▸ **SUPPLIED MATERIAL**
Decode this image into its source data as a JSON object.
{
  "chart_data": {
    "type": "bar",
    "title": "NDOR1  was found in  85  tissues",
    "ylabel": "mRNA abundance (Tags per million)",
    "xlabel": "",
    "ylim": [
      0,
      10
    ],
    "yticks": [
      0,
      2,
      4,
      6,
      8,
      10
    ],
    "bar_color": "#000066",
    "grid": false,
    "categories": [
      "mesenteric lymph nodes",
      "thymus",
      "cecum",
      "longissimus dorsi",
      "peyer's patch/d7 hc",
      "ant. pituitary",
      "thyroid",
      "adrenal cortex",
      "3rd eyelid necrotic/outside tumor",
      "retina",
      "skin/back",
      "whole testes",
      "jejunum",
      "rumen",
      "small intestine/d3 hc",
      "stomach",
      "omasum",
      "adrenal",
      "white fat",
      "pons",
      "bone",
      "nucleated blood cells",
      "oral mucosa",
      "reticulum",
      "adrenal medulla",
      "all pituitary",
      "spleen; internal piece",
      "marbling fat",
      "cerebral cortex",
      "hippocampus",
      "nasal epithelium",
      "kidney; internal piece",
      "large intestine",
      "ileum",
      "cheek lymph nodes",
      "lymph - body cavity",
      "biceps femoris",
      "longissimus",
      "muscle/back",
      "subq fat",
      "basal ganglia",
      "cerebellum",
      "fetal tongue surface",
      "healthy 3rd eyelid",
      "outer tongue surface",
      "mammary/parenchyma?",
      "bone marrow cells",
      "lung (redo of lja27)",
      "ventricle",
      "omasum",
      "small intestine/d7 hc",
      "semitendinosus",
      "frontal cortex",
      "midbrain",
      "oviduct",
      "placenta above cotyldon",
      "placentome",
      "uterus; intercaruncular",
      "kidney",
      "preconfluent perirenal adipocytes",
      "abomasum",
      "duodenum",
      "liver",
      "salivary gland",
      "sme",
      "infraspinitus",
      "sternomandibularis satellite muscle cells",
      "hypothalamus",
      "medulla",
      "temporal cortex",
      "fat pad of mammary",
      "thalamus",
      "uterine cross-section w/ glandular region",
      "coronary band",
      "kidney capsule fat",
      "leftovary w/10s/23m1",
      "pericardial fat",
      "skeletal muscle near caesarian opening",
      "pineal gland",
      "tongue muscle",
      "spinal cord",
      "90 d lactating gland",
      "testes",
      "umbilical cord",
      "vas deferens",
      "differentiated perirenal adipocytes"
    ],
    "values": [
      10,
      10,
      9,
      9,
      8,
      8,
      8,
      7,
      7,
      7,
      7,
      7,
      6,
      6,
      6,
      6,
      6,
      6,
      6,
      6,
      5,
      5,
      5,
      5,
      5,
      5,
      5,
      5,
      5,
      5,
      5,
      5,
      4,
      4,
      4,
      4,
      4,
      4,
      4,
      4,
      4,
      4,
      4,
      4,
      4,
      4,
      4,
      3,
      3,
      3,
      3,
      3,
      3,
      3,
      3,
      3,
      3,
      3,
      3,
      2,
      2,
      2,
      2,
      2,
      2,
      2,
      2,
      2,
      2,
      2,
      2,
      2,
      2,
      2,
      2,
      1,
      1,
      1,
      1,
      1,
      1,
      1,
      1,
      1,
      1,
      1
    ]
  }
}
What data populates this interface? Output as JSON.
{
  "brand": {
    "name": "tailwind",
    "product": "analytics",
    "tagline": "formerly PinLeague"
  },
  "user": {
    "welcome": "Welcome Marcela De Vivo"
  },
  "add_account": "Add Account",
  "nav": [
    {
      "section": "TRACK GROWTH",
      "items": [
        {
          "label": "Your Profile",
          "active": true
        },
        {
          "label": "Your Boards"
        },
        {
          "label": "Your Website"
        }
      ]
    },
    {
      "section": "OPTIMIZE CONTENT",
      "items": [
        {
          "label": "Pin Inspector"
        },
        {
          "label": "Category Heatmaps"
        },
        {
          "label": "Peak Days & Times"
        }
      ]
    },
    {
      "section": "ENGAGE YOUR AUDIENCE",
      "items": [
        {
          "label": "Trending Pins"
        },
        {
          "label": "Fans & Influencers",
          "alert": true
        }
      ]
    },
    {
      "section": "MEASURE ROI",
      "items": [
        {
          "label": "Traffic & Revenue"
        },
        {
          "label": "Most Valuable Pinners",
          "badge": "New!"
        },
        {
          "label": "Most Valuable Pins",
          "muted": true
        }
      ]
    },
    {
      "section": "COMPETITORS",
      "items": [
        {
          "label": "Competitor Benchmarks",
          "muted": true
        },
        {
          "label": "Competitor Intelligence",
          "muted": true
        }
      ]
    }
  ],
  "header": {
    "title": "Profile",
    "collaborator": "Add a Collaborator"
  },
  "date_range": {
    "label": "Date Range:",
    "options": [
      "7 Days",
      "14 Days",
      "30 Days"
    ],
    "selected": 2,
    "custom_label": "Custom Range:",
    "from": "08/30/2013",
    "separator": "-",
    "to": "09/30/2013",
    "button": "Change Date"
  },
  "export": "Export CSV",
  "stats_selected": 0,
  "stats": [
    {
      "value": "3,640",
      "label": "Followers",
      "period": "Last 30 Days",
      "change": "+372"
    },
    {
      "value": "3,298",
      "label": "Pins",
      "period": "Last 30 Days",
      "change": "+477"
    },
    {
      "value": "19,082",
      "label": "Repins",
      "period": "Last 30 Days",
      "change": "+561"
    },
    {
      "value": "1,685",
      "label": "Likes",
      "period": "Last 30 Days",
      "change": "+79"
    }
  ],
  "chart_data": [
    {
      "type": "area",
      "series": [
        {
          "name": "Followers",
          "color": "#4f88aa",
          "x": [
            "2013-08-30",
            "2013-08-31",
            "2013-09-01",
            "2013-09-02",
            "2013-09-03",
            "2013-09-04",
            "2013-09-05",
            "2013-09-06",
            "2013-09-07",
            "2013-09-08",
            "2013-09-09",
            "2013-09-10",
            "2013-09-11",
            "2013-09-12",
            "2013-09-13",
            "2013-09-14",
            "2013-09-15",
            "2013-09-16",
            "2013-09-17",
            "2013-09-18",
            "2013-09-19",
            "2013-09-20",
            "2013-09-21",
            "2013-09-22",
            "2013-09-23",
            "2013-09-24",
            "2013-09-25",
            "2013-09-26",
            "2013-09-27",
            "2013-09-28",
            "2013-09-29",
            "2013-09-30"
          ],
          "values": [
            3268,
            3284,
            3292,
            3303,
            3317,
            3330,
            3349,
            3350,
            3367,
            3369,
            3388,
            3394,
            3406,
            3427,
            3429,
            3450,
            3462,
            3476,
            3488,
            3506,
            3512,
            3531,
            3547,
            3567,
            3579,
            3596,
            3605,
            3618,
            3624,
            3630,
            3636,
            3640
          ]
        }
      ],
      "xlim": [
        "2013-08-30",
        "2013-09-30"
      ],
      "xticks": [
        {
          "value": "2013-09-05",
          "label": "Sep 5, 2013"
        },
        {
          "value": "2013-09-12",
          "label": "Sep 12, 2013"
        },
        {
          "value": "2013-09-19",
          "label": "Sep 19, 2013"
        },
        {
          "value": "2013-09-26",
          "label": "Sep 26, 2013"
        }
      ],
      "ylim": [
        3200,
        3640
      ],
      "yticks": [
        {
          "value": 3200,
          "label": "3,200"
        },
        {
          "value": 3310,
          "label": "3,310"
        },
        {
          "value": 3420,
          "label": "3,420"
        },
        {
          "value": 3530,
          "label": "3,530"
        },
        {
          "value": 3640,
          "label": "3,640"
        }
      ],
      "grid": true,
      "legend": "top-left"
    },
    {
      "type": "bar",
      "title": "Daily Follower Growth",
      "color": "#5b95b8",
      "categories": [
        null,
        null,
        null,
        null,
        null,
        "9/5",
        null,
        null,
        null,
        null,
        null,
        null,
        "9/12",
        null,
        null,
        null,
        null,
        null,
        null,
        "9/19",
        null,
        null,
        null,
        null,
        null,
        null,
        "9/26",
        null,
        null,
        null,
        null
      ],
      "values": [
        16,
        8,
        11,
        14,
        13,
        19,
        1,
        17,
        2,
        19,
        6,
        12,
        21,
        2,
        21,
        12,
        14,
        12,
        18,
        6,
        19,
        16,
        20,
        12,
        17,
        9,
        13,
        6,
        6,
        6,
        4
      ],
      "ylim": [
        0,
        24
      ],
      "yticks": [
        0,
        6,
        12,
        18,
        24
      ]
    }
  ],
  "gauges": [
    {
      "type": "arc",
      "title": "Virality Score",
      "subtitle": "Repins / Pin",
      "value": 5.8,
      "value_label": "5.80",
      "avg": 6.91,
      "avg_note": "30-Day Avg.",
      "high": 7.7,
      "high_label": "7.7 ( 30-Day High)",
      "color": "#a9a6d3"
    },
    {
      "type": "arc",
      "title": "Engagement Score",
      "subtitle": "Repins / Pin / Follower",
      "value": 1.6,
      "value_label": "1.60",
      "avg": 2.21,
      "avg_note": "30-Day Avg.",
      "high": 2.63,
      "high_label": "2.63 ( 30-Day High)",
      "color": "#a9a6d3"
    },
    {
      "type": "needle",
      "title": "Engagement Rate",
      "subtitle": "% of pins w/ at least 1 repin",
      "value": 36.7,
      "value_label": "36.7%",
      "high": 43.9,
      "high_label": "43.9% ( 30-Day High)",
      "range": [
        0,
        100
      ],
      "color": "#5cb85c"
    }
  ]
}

▸ **WORK INSTRUCTIONS**
Find every line in the records that holds the word "tongue", then state the count alone.

▸ **SOLUTION TO THIS EXERCISE**
3